▶ TO DO
Please present every line of the records below as a Markdown table with two columns, Row and Text, numbering the rows in order and leaving out any blank lines.

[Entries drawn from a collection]
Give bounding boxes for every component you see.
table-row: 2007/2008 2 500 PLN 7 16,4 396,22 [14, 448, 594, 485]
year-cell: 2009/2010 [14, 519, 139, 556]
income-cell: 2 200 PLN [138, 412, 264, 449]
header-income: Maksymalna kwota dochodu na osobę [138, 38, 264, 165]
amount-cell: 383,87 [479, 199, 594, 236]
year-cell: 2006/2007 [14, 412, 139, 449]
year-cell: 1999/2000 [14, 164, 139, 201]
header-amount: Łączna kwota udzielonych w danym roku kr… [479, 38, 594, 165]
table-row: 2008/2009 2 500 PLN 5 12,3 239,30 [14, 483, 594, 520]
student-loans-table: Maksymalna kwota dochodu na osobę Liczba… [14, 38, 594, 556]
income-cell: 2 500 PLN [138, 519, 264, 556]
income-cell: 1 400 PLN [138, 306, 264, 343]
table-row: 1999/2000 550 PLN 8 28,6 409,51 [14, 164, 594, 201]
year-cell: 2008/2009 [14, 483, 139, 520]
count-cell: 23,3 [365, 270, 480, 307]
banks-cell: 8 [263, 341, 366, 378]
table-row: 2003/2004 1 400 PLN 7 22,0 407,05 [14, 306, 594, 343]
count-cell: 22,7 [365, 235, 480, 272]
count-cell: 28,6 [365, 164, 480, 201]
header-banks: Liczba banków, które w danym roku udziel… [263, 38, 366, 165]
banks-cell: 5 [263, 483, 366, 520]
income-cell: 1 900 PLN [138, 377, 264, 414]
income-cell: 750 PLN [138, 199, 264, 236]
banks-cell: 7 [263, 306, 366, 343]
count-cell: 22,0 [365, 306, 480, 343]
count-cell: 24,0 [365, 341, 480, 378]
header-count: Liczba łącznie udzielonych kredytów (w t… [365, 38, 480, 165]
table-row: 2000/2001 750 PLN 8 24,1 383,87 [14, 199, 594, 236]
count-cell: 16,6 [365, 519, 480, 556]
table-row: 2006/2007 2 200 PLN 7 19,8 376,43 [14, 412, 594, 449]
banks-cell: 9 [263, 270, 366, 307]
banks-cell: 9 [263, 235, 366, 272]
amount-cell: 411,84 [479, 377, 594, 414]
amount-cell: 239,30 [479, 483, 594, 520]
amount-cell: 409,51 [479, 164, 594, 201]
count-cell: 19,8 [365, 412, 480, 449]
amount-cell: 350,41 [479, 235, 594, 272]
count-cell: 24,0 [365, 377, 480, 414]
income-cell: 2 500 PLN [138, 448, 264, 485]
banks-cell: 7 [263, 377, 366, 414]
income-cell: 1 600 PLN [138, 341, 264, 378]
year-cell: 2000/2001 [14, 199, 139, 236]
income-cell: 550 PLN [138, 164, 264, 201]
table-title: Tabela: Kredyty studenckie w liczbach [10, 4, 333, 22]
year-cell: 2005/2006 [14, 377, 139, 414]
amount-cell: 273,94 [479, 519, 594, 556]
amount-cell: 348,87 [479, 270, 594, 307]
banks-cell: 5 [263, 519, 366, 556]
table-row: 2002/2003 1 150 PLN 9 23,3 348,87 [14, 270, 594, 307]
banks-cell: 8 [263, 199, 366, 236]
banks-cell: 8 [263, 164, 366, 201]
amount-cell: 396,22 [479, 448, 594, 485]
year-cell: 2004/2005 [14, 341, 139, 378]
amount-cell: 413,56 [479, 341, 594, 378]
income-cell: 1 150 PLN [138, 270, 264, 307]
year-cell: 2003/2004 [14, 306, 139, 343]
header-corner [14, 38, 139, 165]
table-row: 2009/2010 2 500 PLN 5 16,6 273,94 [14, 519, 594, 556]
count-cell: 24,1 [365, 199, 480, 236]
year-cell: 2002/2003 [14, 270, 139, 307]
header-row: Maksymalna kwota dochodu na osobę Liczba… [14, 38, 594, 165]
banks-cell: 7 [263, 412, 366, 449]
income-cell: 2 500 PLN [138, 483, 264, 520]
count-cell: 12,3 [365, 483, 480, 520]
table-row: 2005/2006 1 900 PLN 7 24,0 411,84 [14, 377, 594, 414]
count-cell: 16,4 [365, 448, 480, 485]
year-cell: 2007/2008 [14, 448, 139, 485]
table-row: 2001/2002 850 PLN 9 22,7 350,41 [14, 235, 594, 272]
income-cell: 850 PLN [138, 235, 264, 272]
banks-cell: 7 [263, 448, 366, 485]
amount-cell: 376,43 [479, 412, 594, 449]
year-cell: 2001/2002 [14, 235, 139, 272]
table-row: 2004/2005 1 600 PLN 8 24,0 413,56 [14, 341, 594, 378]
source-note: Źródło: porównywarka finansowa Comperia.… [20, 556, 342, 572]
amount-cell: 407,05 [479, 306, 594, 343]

▶ ANSWER TO THE PROBLEM
| Row | Text |
|---|---|
| 1 | Give bounding boxes for every component you see. |
| 2 | table-row: 2007/2008 2 500 PLN 7 16,4 396,22 [14, 448, 594, 485] |
| 3 | year-cell: 2009/2010 [14, 519, 139, 556] |
| 4 | income-cell: 2 200 PLN [138, 412, 264, 449] |
| 5 | header-income: Maksymalna kwota dochodu na osobę [138, 38, 264, 165] |
| 6 | amount-cell: 383,87 [479, 199, 594, 236] |
| 7 | year-cell: 2006/2007 [14, 412, 139, 449] |
| 8 | year-cell: 1999/2000 [14, 164, 139, 201] |
| 9 | header-amount: Łączna kwota udzielonych w danym roku kr… [479, 38, 594, 165] |
| 10 | table-row: 2008/2009 2 500 PLN 5 12,3 239,30 [14, 483, 594, 520] |
| 11 | student-loans-table: Maksymalna kwota dochodu na osobę Liczba… [14, 38, 594, 556] |
| 12 | income-cell: 2 500 PLN [138, 519, 264, 556] |
| 13 | income-cell: 1 400 PLN [138, 306, 264, 343] |
| 14 | table-row: 1999/2000 550 PLN 8 28,6 409,51 [14, 164, 594, 201] |
| 15 | year-cell: 2008/2009 [14, 483, 139, 520] |
| 16 | count-cell: 23,3 [365, 270, 480, 307] |
| 17 | banks-cell: 8 [263, 341, 366, 378] |
| 18 | table-row: 2003/2004 1 400 PLN 7 22,0 407,05 [14, 306, 594, 343] |
| 19 | count-cell: 22,7 [365, 235, 480, 272] |
| 20 | count-cell: 28,6 [365, 164, 480, 201] |
| 21 | header-banks: Liczba banków, które w danym roku udziel… [263, 38, 366, 165] |
| 22 | banks-cell: 5 [263, 483, 366, 520] |
| 23 | income-cell: 1 900 PLN [138, 377, 264, 414] |
| 24 | income-cell: 750 PLN [138, 199, 264, 236] |
| 25 | banks-cell: 7 [263, 306, 366, 343] |
| 26 | count-cell: 22,0 [365, 306, 480, 343] |
| 27 | count-cell: 24,0 [365, 341, 480, 378] |
| 28 | header-count: Liczba łącznie udzielonych kredytów (w t… [365, 38, 480, 165] |
| 29 | table-row: 2000/2001 750 PLN 8 24,1 383,87 [14, 199, 594, 236] |
| 30 | count-cell: 16,6 [365, 519, 480, 556] |
| 31 | table-row: 2006/2007 2 200 PLN 7 19,8 376,43 [14, 412, 594, 449] |
| 32 | banks-cell: 9 [263, 270, 366, 307] |
| 33 | banks-cell: 9 [263, 235, 366, 272] |
| 34 | amount-cell: 411,84 [479, 377, 594, 414] |
| 35 | amount-cell: 239,30 [479, 483, 594, 520] |
| 36 | amount-cell: 409,51 [479, 164, 594, 201] |
| 37 | count-cell: 19,8 [365, 412, 480, 449] |
| 38 | amount-cell: 350,41 [479, 235, 594, 272] |
| 39 | count-cell: 24,0 [365, 377, 480, 414] |
| 40 | income-cell: 2 500 PLN [138, 448, 264, 485] |
| 41 | banks-cell: 7 [263, 377, 366, 414] |
| 42 | income-cell: 1 600 PLN [138, 341, 264, 378] |
| 43 | year-cell: 2000/2001 [14, 199, 139, 236] |
| 44 | income-cell: 550 PLN [138, 164, 264, 201] |
| 45 | table-title: Tabela: Kredyty studenckie w liczbach [10, 4, 333, 22] |
| 46 | year-cell: 2005/2006 [14, 377, 139, 414] |
| 47 | amount-cell: 273,94 [479, 519, 594, 556] |
| 48 | amount-cell: 348,87 [479, 270, 594, 307] |
| 49 | banks-cell: 5 [263, 519, 366, 556] |
| 50 | table-row: 2002/2003 1 150 PLN 9 23,3 348,87 [14, 270, 594, 307] |
| 51 | banks-cell: 8 [263, 199, 366, 236] |
| 52 | banks-cell: 8 [263, 164, 366, 201] |
| 53 | amount-cell: 396,22 [479, 448, 594, 485] |
| 54 | year-cell: 2004/2005 [14, 341, 139, 378] |
| 55 | amount-cell: 413,56 [479, 341, 594, 378] |
| 56 | income-cell: 1 150 PLN [138, 270, 264, 307] |
| 57 | year-cell: 2003/2004 [14, 306, 139, 343] |
| 58 | header-corner [14, 38, 139, 165] |
| 59 | table-row: 2009/2010 2 500 PLN 5 16,6 273,94 [14, 519, 594, 556] |
| 60 | count-cell: 24,1 [365, 199, 480, 236] |
| 61 | year-cell: 2002/2003 [14, 270, 139, 307] |
| 62 | header-row: Maksymalna kwota dochodu na osobę Liczba… [14, 38, 594, 165] |
| 63 | banks-cell: 7 [263, 412, 366, 449] |
| 64 | income-cell: 2 500 PLN [138, 483, 264, 520] |
| 65 | count-cell: 12,3 [365, 483, 480, 520] |
| 66 | table-row: 2005/2006 1 900 PLN 7 24,0 411,84 [14, 377, 594, 414] |
| 67 | count-cell: 16,4 [365, 448, 480, 485] |
| 68 | year-cell: 2007/2008 [14, 448, 139, 485] |
| 69 | table-row: 2001/2002 850 PLN 9 22,7 350,41 [14, 235, 594, 272] |
| 70 | income-cell: 850 PLN [138, 235, 264, 272] |
| 71 | banks-cell: 7 [263, 448, 366, 485] |
| 72 | amount-cell: 376,43 [479, 412, 594, 449] |
| 73 | year-cell: 2001/2002 [14, 235, 139, 272] |
| 74 | table-row: 2004/2005 1 600 PLN 8 24,0 413,56 [14, 341, 594, 378] |
| 75 | source-note: Źródło: porównywarka finansowa Comperia.… [20, 556, 342, 572] |
| 76 | amount-cell: 407,05 [479, 306, 594, 343] |